• [PROBLEM REQUIREMENTS]:
Output every record word for word.

Recorded data
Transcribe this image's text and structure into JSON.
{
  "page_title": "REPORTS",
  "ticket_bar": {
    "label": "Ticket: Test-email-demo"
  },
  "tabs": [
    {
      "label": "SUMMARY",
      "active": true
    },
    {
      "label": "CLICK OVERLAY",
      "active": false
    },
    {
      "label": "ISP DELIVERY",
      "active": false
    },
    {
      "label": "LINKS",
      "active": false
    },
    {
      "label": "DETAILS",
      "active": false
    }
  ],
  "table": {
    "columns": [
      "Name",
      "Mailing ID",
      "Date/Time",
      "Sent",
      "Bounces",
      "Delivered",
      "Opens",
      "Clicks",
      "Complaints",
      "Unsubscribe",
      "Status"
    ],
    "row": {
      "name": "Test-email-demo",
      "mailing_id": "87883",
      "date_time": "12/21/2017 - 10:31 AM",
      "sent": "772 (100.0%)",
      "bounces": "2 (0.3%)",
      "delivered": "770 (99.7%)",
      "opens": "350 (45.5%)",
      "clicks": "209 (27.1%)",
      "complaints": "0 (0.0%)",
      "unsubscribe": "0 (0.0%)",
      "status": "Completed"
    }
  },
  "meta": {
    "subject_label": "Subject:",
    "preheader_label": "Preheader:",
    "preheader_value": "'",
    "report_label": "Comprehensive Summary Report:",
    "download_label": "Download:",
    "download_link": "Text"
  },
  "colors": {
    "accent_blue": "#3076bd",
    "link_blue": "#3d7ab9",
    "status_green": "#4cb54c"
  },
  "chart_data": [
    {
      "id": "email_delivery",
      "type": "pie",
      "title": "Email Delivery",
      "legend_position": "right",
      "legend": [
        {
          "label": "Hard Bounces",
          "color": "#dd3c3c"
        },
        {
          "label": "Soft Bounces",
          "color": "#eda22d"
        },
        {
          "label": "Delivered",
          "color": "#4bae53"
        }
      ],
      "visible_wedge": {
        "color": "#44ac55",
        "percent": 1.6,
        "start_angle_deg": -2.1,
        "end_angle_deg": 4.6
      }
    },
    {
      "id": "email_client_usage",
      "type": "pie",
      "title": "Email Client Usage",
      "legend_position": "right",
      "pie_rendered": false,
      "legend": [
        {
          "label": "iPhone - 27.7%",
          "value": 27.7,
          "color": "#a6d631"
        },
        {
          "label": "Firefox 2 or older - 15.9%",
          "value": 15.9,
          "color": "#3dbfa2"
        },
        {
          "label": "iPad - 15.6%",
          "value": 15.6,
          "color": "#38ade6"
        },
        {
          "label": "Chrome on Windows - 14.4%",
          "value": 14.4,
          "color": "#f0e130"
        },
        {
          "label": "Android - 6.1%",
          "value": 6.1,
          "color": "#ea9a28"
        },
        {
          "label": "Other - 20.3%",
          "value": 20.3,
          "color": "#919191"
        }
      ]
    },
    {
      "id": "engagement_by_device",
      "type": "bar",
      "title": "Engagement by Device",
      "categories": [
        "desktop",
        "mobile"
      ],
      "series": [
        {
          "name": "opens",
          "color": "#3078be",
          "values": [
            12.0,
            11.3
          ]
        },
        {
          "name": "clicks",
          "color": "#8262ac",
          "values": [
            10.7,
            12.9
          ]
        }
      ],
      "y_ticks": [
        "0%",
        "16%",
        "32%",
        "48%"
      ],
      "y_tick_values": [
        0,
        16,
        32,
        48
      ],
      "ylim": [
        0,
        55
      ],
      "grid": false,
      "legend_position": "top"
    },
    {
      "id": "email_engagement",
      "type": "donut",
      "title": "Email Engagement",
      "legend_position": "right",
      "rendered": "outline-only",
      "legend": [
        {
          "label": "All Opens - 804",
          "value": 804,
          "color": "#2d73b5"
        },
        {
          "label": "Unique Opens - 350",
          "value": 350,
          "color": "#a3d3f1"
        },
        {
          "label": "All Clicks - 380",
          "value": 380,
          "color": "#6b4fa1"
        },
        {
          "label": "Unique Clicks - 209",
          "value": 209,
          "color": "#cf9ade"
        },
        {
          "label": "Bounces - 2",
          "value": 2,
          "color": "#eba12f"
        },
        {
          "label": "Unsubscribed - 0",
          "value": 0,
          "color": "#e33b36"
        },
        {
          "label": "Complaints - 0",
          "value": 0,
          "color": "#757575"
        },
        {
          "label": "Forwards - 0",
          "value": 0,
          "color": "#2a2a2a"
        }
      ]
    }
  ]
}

• [OUTPUT FOR THIS TASK]:
Transcribe this image's text and structure into JSON.
{
  "page_title": "REPORTS",
  "ticket_bar": {
    "label": "Ticket: Test-email-demo"
  },
  "tabs": [
    {
      "label": "SUMMARY",
      "active": true
    },
    {
      "label": "CLICK OVERLAY",
      "active": false
    },
    {
      "label": "ISP DELIVERY",
      "active": false
    },
    {
      "label": "LINKS",
      "active": false
    },
    {
      "label": "DETAILS",
      "active": false
    }
  ],
  "table": {
    "columns": [
      "Name",
      "Mailing ID",
      "Date/Time",
      "Sent",
      "Bounces",
      "Delivered",
      "Opens",
      "Clicks",
      "Complaints",
      "Unsubscribe",
      "Status"
    ],
    "row": {
      "name": "Test-email-demo",
      "mailing_id": "87883",
      "date_time": "12/21/2017 - 10:31 AM",
      "sent": "772 (100.0%)",
      "bounces": "2 (0.3%)",
      "delivered": "770 (99.7%)",
      "opens": "350 (45.5%)",
      "clicks": "209 (27.1%)",
      "complaints": "0 (0.0%)",
      "unsubscribe": "0 (0.0%)",
      "status": "Completed"
    }
  },
  "meta": {
    "subject_label": "Subject:",
    "preheader_label": "Preheader:",
    "preheader_value": "'",
    "report_label": "Comprehensive Summary Report:",
    "download_label": "Download:",
    "download_link": "Text"
  },
  "colors": {
    "accent_blue": "#3076bd",
    "link_blue": "#3d7ab9",
    "status_green": "#4cb54c"
  },
  "chart_data": [
    {
      "id": "email_delivery",
      "type": "pie",
      "title": "Email Delivery",
      "legend_position": "right",
      "legend": [
        {
          "label": "Hard Bounces",
          "color": "#dd3c3c"
        },
        {
          "label": "Soft Bounces",
          "color": "#eda22d"
        },
        {
          "label": "Delivered",
          "color": "#4bae53"
        }
      ],
      "visible_wedge": {
        "color": "#44ac55",
        "percent": 1.6,
        "start_angle_deg": -2.1,
        "end_angle_deg": 4.6
      }
    },
    {
      "id": "email_client_usage",
      "type": "pie",
      "title": "Email Client Usage",
      "legend_position": "right",
      "pie_rendered": false,
      "legend": [
        {
          "label": "iPhone - 27.7%",
          "value": 27.7,
          "color": "#a6d631"
        },
        {
          "label": "Firefox 2 or older - 15.9%",
          "value": 15.9,
          "color": "#3dbfa2"
        },
        {
          "label": "iPad - 15.6%",
          "value": 15.6,
          "color": "#38ade6"
        },
        {
          "label": "Chrome on Windows - 14.4%",
          "value": 14.4,
          "color": "#f0e130"
        },
        {
          "label": "Android - 6.1%",
          "value": 6.1,
          "color": "#ea9a28"
        },
        {
          "label": "Other - 20.3%",
          "value": 20.3,
          "color": "#919191"
        }
      ]
    },
    {
      "id": "engagement_by_device",
      "type": "bar",
      "title": "Engagement by Device",
      "categories": [
        "desktop",
        "mobile"
      ],
      "series": [
        {
          "name": "opens",
          "color": "#3078be",
          "values": [
            12.0,
            11.3
          ]
        },
        {
          "name": "clicks",
          "color": "#8262ac",
          "values": [
            10.7,
            12.9
          ]
        }
      ],
      "y_ticks": [
        "0%",
        "16%",
        "32%",
        "48%"
      ],
      "y_tick_values": [
        0,
        16,
        32,
        48
      ],
      "ylim": [
        0,
        55
      ],
      "grid": false,
      "legend_position": "top"
    },
    {
      "id": "email_engagement",
      "type": "donut",
      "title": "Email Engagement",
      "legend_position": "right",
      "rendered": "outline-only",
      "legend": [
        {
          "label": "All Opens - 804",
          "value": 804,
          "color": "#2d73b5"
        },
        {
          "label": "Unique Opens - 350",
          "value": 350,
          "color": "#a3d3f1"
        },
        {
          "label": "All Clicks - 380",
          "value": 380,
          "color": "#6b4fa1"
        },
        {
          "label": "Unique Clicks - 209",
          "value": 209,
          "color": "#cf9ade"
        },
        {
          "label": "Bounces - 2",
          "value": 2,
          "color": "#eba12f"
        },
        {
          "label": "Unsubscribed - 0",
          "value": 0,
          "color": "#e33b36"
        },
        {
          "label": "Complaints - 0",
          "value": 0,
          "color": "#757575"
        },
        {
          "label": "Forwards - 0",
          "value": 0,
          "color": "#2a2a2a"
        }
      ]
    }
  ]
}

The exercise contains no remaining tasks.